━━━ ENTRIES SHOWN

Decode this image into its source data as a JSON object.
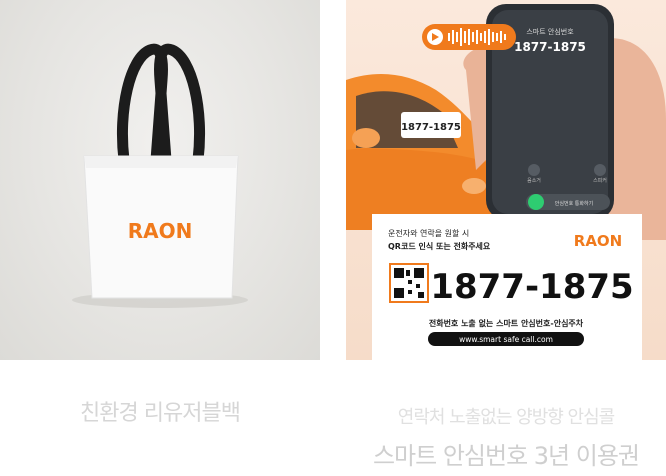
{
  "left_card": {
    "logo_text": "RAON",
    "caption": "친환경 리유저블백"
  },
  "right_card": {
    "audio_bubble": "",
    "phone": {
      "header_small": "스마트 안심번호",
      "number": "1877-1875",
      "btn_left": "음소거",
      "btn_right": "스피커",
      "call_label": "안심번호 통화하기"
    },
    "car_sign_number": "1877-1875",
    "sign": {
      "line1": "운전자와 연락을 원할 시",
      "line2": "QR코드 인식 또는 전화주세요",
      "brand": "RAON",
      "number": "1877-1875",
      "tagline": "전화번호 노출 없는 스마트 안심번호-안심주차",
      "url": "www.smart safe call.com"
    },
    "caption_line1": "연락처 노출없는 양방향 안심콜",
    "caption_line2": "스마트 안심번호 3년 이용권"
  },
  "colors": {
    "brand_orange": "#f07a1c",
    "car_orange": "#f38b2c",
    "phone_dark": "#2b2f34"
  }
}
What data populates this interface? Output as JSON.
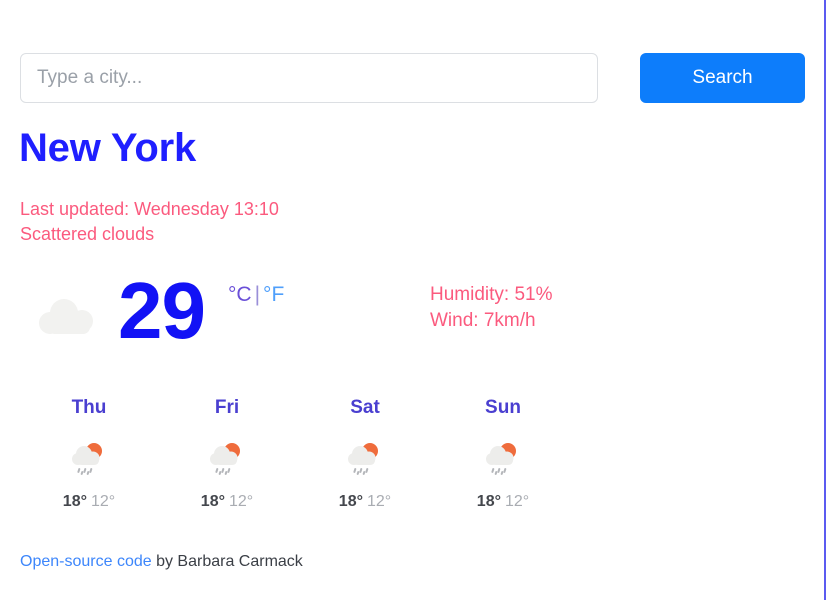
{
  "search": {
    "placeholder": "Type a city...",
    "value": "",
    "button_label": "Search"
  },
  "current": {
    "city": "New York",
    "last_updated": "Last updated: Wednesday 13:10",
    "description": "Scattered clouds",
    "temperature": "29",
    "unit_celsius": "°C",
    "unit_separator": "|",
    "unit_fahrenheit": "°F",
    "humidity": "Humidity: 51%",
    "wind": "Wind: 7km/h",
    "icon": "cloud-icon"
  },
  "forecast": [
    {
      "day": "Thu",
      "icon": "sun-rain-cloud-icon",
      "temp_max": "18°",
      "temp_min": "12°"
    },
    {
      "day": "Fri",
      "icon": "sun-rain-cloud-icon",
      "temp_max": "18°",
      "temp_min": "12°"
    },
    {
      "day": "Sat",
      "icon": "sun-rain-cloud-icon",
      "temp_max": "18°",
      "temp_min": "12°"
    },
    {
      "day": "Sun",
      "icon": "sun-rain-cloud-icon",
      "temp_max": "18°",
      "temp_min": "12°"
    }
  ],
  "footer": {
    "link_label": "Open-source code",
    "attribution": " by Barbara Carmack"
  },
  "colors": {
    "accent_blue": "#0d7dfb",
    "city_blue": "#1f1fff",
    "temp_blue": "#1212f5",
    "meta_pink": "#fb5a7e",
    "day_purple": "#4a3fd0",
    "cloud_gray": "#f2f2f0",
    "sun_orange": "#ef6c3c"
  }
}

━━━━━━

WORK INSTRUCTIONS
Give an exact reproduction of every line, leaving out any picture.

COMPLETE ANSWER
Decode this image into its source data as a JSON object.
{
  "left_card": {
    "logo_text": "RAON",
    "caption": "친환경 리유저블백"
  },
  "right_card": {
    "audio_bubble": "",
    "phone": {
      "header_small": "스마트 안심번호",
      "number": "1877-1875",
      "btn_left": "음소거",
      "btn_right": "스피커",
      "call_label": "안심번호 통화하기"
    },
    "car_sign_number": "1877-1875",
    "sign": {
      "line1": "운전자와 연락을 원할 시",
      "line2": "QR코드 인식 또는 전화주세요",
      "brand": "RAON",
      "number": "1877-1875",
      "tagline": "전화번호 노출 없는 스마트 안심번호-안심주차",
      "url": "www.smart safe call.com"
    },
    "caption_line1": "연락처 노출없는 양방향 안심콜",
    "caption_line2": "스마트 안심번호 3년 이용권"
  },
  "colors": {
    "brand_orange": "#f07a1c",
    "car_orange": "#f38b2c",
    "phone_dark": "#2b2f34"
  }
}
What data populates this interface? Output as JSON.
{
  "search": {
    "placeholder": "Type a city...",
    "value": "",
    "button_label": "Search"
  },
  "current": {
    "city": "New York",
    "last_updated": "Last updated: Wednesday 13:10",
    "description": "Scattered clouds",
    "temperature": "29",
    "unit_celsius": "°C",
    "unit_separator": "|",
    "unit_fahrenheit": "°F",
    "humidity": "Humidity: 51%",
    "wind": "Wind: 7km/h",
    "icon": "cloud-icon"
  },
  "forecast": [
    {
      "day": "Thu",
      "icon": "sun-rain-cloud-icon",
      "temp_max": "18°",
      "temp_min": "12°"
    },
    {
      "day": "Fri",
      "icon": "sun-rain-cloud-icon",
      "temp_max": "18°",
      "temp_min": "12°"
    },
    {
      "day": "Sat",
      "icon": "sun-rain-cloud-icon",
      "temp_max": "18°",
      "temp_min": "12°"
    },
    {
      "day": "Sun",
      "icon": "sun-rain-cloud-icon",
      "temp_max": "18°",
      "temp_min": "12°"
    }
  ],
  "footer": {
    "link_label": "Open-source code",
    "attribution": " by Barbara Carmack"
  },
  "colors": {
    "accent_blue": "#0d7dfb",
    "city_blue": "#1f1fff",
    "temp_blue": "#1212f5",
    "meta_pink": "#fb5a7e",
    "day_purple": "#4a3fd0",
    "cloud_gray": "#f2f2f0",
    "sun_orange": "#ef6c3c"
  }
}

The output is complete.